King Hussein of Jordan (14 November 1935 - 7 February 1999)
King Hussein of Jordan is said to have survived at least seven military coups and 12 assassination attempts. In his 1962 autobiography, Uneasy Lies the Head, he wrote: “sometimes I feel like the central character in a detective novel.” He weathered the Six Day War, the Yom Kippur War and the Persian Gulf War. Not bad for a British-installed monarch who ruled throughout Nasser’s Arab nationalist sentiment and who shares a border with Saudi Arabia, Iraq, Syria, Palestine and Israel.
Survival, then, is one of Hussein’s key legacies and something he practiced from a young age. In 1951 the young Prince accompanied his grandfather, King Abdullah I, for Friday prayers at the Al-Aqsa Mosque in East Jerusalem when a Palestinian gunman shot, and killed, the monarch of Jordan. According to the story, a medal on Hussein’s uniform saved him from the same fate when a bullet ricocheted off it. Hussein’s father abdicated 13 months later and Hussein was appointed King of the Hashemite Kingdom of Jordan on 11 August 1952, aged 16.
Accounts say that the Palestinian who fired at Abdullah was adamantly opposed to the King making peace with Israel and for acting in the interests of Jordan, not Palestine. Hussein’s grandfather hoped to take control of the Arab part of Palestine, in exchange for smoothing the creation of Israel. The consequence of these aspirations – the tragic incident at the mosque – was one of many altercations King Hussein would have with the Palestinians during his 46-year reign. As Avi Shlaim puts it in his autobiography, The Lion of Jordan: “no problem that Hussein had to confront during his reign was more taxing or more persistent than the problem of Palestine.”
One of the darkest points in the Jordanian-Palestinian relationship is known as Black September. After the Six-Day War, when Hussein lost the West Bank and East Jerusalem to Israel, Jordan became the centre of a struggle to reclaim Palestine and was used as a platform from which to launch wars against Israel, thus undermining the King’s rule. In September 1970, King Hussein ordered the forcible expulsion of the PLO, during which around 4,000 Palestinian civilians and 950 fighters were killed.
+++
EXERCISE TASK 1 –
In the King Hussein text, on what date was Hussein appointed King of the Hashemite Kingdom of Jordan?
EXERCISE TASK 2 –
Print the King Hussein text word for word, beginning at the words "King Hussein of Jordan (14" and stopping after "Palestine and Israel.".
+++
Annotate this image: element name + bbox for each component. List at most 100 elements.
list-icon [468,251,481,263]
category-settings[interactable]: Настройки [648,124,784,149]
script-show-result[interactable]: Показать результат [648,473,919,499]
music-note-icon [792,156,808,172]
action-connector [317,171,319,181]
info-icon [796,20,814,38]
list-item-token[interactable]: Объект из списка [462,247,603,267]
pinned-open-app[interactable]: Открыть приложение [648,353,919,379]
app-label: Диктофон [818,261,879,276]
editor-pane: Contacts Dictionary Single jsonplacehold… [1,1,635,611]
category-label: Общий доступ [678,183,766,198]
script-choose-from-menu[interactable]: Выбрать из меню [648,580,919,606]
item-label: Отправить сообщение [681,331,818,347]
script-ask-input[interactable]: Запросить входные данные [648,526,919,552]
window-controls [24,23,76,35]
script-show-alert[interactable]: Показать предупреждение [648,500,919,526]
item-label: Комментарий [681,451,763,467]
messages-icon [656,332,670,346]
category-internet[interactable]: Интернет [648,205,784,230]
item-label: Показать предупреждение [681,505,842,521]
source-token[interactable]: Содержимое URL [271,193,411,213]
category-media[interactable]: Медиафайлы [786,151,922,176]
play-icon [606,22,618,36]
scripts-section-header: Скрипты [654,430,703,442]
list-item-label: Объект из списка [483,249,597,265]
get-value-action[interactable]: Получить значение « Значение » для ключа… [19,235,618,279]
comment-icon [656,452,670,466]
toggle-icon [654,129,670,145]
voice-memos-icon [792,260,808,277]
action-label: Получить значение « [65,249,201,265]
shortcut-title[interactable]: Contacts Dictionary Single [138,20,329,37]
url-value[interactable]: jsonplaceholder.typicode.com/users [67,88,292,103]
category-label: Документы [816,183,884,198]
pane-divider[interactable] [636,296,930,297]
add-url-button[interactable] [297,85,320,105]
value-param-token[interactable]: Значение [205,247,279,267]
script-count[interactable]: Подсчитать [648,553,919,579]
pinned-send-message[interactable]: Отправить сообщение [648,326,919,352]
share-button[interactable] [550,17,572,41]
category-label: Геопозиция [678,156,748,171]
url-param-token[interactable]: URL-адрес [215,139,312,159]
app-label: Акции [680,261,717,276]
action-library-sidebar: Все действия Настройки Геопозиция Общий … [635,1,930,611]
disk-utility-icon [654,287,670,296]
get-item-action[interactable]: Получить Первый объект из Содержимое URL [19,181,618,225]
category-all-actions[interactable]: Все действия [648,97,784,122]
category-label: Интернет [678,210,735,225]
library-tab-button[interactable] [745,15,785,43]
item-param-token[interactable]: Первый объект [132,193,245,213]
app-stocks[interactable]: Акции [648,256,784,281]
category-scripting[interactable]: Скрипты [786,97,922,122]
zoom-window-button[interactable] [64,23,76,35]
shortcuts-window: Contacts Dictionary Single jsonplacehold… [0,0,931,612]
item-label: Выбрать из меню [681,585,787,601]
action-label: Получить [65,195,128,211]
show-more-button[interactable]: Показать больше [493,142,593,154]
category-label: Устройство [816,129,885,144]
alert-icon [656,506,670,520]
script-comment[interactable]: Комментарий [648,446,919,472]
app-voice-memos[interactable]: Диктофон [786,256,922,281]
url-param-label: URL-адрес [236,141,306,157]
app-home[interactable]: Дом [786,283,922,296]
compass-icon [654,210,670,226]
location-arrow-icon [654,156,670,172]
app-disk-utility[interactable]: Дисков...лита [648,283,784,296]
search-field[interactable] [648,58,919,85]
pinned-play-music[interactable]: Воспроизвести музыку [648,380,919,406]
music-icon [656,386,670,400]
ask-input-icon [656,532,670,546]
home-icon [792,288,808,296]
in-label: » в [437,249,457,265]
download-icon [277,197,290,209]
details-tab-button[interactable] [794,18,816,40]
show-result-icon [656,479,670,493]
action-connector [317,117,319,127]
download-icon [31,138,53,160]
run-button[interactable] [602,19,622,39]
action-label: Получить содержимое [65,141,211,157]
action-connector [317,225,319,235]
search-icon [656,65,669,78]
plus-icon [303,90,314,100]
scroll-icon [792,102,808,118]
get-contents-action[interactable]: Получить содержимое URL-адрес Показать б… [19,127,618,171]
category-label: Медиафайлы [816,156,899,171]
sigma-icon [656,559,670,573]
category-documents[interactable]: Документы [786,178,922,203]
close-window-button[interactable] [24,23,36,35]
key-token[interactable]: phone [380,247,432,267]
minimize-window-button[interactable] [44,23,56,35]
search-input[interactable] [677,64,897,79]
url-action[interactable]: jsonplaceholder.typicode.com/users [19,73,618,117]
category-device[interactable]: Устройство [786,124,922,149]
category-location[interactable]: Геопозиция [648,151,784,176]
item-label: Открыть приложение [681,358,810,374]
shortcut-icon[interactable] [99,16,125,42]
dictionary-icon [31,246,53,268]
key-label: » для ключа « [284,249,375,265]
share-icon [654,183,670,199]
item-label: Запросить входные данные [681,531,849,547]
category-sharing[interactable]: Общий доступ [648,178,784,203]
+++
EXPECTED ANSWER 1 –
11 August 1952

EXPECTED ANSWER 2 –
King Hussein of Jordan (14 November 1935 - 7 February 1999)
King Hussein of Jordan is said to have survived at least seven military coups and 12 assassination attempts. In his 1962 autobiography, Uneasy Lies the Head, he wrote: “sometimes I feel like the central character in a detective novel.” He weathered the Six Day War, the Yom Kippur War and the Persian Gulf War. Not bad for a British-installed monarch who ruled throughout Nasser’s Arab nationalist sentiment and who shares a border with Saudi Arabia, Iraq, Syria, Palestine and Israel.